▶ **REQUIREMENT**: Copy each line below that includes "name".

▶ **DATA SUPPLIED**:
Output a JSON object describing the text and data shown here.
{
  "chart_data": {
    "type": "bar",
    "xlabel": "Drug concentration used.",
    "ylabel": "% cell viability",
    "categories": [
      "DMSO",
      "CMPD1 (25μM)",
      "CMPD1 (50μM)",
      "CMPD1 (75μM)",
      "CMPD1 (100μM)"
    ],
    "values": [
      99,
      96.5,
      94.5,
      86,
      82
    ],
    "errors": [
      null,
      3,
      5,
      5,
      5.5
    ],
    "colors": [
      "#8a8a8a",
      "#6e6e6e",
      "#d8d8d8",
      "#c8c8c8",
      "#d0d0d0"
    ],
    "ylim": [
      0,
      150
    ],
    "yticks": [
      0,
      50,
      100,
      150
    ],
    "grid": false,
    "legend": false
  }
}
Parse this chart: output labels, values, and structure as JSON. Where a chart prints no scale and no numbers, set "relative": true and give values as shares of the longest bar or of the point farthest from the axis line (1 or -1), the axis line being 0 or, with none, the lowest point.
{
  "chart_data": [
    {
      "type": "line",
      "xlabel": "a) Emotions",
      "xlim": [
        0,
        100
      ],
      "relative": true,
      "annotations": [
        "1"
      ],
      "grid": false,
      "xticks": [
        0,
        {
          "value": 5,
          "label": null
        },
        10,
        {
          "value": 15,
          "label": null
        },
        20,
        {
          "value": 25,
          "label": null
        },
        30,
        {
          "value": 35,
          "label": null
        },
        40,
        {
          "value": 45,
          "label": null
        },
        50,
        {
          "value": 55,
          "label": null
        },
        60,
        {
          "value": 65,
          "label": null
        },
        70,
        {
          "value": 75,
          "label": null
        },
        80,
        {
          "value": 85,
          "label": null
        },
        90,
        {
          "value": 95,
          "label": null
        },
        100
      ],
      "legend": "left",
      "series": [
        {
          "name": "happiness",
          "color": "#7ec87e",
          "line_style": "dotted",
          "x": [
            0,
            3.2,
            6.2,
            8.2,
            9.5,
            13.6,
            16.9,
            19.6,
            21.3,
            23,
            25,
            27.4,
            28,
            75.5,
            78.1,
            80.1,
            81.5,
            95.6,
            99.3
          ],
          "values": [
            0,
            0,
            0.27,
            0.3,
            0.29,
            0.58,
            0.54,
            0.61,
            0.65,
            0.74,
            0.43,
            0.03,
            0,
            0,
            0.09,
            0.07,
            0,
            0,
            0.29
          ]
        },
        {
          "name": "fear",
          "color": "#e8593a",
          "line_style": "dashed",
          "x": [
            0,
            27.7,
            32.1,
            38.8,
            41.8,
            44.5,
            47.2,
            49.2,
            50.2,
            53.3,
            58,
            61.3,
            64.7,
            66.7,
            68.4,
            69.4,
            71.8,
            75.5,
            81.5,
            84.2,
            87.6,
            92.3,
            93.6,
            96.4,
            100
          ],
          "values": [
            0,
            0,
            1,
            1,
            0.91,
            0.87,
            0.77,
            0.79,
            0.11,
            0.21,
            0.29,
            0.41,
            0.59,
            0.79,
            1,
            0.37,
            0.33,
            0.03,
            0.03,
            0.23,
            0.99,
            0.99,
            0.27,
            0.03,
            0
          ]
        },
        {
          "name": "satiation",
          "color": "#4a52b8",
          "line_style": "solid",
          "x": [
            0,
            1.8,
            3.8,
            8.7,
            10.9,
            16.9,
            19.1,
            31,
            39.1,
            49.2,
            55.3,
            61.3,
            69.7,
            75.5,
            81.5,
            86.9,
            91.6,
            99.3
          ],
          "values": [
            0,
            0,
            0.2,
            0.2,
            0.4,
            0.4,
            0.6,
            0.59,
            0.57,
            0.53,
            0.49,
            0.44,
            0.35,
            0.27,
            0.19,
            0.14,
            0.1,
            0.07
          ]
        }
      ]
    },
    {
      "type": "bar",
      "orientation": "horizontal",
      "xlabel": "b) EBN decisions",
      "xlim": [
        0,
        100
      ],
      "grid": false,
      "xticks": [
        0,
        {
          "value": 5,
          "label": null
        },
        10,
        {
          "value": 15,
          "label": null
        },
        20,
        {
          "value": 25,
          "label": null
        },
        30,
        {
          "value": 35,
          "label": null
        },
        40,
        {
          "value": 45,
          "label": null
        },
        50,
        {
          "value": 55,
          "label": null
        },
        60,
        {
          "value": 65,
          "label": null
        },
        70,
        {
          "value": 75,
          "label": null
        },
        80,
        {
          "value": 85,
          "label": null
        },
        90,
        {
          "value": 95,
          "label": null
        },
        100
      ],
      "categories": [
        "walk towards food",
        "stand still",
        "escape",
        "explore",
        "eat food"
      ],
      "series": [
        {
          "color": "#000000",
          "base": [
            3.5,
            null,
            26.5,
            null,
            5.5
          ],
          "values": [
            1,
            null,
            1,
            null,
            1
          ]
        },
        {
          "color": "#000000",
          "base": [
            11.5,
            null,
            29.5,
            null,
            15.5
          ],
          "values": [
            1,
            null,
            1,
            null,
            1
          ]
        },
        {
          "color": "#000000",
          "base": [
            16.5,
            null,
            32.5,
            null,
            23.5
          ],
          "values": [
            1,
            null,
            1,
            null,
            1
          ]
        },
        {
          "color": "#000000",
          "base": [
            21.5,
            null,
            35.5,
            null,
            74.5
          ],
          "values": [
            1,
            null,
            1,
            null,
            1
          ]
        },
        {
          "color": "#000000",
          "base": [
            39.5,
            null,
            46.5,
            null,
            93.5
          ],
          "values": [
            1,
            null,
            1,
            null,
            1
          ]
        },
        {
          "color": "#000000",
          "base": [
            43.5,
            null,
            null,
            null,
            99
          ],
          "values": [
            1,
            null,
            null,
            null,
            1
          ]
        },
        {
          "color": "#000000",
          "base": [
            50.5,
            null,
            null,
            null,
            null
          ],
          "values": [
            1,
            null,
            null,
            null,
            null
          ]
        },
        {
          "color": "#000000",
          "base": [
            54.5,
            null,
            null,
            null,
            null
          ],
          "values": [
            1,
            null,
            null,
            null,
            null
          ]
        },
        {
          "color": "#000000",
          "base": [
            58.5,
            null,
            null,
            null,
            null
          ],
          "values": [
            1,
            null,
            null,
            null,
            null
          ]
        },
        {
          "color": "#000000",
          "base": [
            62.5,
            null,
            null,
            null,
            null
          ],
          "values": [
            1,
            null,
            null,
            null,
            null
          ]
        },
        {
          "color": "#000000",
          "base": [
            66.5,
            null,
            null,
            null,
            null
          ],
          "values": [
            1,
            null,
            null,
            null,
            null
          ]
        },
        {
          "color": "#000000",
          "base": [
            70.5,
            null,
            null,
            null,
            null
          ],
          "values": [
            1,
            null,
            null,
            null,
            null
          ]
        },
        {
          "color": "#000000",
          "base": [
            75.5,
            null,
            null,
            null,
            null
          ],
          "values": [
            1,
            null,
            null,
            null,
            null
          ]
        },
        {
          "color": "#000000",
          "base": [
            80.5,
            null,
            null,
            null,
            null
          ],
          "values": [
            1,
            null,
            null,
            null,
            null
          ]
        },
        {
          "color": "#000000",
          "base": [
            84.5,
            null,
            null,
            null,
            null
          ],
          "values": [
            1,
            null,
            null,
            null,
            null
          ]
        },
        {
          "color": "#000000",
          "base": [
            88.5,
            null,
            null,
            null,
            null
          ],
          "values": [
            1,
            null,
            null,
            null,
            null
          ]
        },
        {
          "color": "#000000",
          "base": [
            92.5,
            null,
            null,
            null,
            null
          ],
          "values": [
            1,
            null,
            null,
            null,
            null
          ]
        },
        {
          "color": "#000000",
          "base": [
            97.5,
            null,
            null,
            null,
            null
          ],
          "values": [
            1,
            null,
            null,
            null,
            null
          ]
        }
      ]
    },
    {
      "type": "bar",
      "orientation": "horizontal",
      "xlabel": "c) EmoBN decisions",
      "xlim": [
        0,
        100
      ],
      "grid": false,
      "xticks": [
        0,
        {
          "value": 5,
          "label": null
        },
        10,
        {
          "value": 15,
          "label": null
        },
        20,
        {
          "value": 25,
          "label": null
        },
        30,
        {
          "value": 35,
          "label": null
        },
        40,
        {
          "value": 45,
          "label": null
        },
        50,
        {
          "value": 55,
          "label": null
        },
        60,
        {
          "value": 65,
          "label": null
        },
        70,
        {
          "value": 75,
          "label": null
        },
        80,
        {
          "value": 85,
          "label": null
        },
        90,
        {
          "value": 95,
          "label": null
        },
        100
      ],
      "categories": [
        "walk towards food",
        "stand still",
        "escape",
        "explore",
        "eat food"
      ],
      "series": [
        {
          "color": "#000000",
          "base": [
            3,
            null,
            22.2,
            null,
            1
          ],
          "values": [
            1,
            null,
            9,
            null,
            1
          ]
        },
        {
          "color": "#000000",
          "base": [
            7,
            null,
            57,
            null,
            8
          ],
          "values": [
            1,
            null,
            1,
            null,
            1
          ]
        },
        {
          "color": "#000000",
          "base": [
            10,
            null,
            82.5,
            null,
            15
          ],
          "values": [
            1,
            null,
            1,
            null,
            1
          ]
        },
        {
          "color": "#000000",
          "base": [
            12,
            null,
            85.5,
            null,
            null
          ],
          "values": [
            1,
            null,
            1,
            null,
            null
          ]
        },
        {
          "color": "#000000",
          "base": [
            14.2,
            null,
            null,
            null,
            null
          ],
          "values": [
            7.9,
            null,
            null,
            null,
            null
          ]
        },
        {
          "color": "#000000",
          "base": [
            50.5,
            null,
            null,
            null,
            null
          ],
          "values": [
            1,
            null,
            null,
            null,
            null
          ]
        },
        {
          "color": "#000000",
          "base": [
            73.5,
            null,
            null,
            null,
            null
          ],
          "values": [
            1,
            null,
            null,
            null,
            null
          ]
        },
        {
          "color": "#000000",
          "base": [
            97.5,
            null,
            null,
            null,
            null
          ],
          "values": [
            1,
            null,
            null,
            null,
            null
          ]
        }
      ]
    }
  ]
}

▶ **RESPONSE**:
          "name": "happiness",
          "name": "fear",
          "name": "satiation",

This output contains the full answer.